*Written task:* Update the lines below so that each "y-tick-mark" becomes "y-axis-tick", with everything else left unchanged.
— START —
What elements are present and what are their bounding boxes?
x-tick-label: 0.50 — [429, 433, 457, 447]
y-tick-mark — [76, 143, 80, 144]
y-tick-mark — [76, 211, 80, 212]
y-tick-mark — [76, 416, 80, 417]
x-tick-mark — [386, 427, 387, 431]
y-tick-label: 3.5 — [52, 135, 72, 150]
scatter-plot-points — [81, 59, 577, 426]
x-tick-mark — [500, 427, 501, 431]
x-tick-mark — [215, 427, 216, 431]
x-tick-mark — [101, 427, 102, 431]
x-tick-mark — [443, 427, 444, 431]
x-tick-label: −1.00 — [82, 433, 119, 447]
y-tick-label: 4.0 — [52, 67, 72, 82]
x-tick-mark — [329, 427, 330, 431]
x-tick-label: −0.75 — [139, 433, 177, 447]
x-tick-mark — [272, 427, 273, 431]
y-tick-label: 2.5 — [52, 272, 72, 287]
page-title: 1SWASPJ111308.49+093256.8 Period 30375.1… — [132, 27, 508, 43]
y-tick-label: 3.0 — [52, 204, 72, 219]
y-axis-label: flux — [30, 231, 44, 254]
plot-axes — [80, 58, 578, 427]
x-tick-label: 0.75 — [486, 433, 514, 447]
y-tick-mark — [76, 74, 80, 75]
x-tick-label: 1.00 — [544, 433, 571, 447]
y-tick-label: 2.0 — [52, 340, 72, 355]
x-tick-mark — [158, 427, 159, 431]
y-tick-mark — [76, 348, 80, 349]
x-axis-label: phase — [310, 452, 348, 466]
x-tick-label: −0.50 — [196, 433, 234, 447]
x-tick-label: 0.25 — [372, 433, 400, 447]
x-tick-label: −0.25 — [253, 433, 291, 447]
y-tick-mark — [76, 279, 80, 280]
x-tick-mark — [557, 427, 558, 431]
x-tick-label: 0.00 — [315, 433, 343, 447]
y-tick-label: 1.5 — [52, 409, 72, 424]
— END —
*Answer to the exercise:*
What elements are present and what are their bounding boxes?
x-tick-label: 0.50 — [429, 433, 457, 447]
y-axis-tick — [76, 143, 80, 144]
y-axis-tick — [76, 211, 80, 212]
y-axis-tick — [76, 416, 80, 417]
x-tick-mark — [386, 427, 387, 431]
y-tick-label: 3.5 — [52, 135, 72, 150]
scatter-plot-points — [81, 59, 577, 426]
x-tick-mark — [500, 427, 501, 431]
x-tick-mark — [215, 427, 216, 431]
x-tick-mark — [101, 427, 102, 431]
x-tick-mark — [443, 427, 444, 431]
x-tick-label: −1.00 — [82, 433, 119, 447]
y-tick-label: 4.0 — [52, 67, 72, 82]
x-tick-mark — [329, 427, 330, 431]
x-tick-label: −0.75 — [139, 433, 177, 447]
x-tick-mark — [272, 427, 273, 431]
y-tick-label: 2.5 — [52, 272, 72, 287]
page-title: 1SWASPJ111308.49+093256.8 Period 30375.1… — [132, 27, 508, 43]
y-tick-label: 3.0 — [52, 204, 72, 219]
y-axis-label: flux — [30, 231, 44, 254]
plot-axes — [80, 58, 578, 427]
x-tick-label: 0.75 — [486, 433, 514, 447]
y-axis-tick — [76, 74, 80, 75]
x-tick-label: 1.00 — [544, 433, 571, 447]
y-tick-label: 2.0 — [52, 340, 72, 355]
x-tick-mark — [158, 427, 159, 431]
y-axis-tick — [76, 348, 80, 349]
x-axis-label: phase — [310, 452, 348, 466]
x-tick-label: −0.50 — [196, 433, 234, 447]
x-tick-label: 0.25 — [372, 433, 400, 447]
x-tick-label: −0.25 — [253, 433, 291, 447]
y-axis-tick — [76, 279, 80, 280]
x-tick-mark — [557, 427, 558, 431]
x-tick-label: 0.00 — [315, 433, 343, 447]
y-tick-label: 1.5 — [52, 409, 72, 424]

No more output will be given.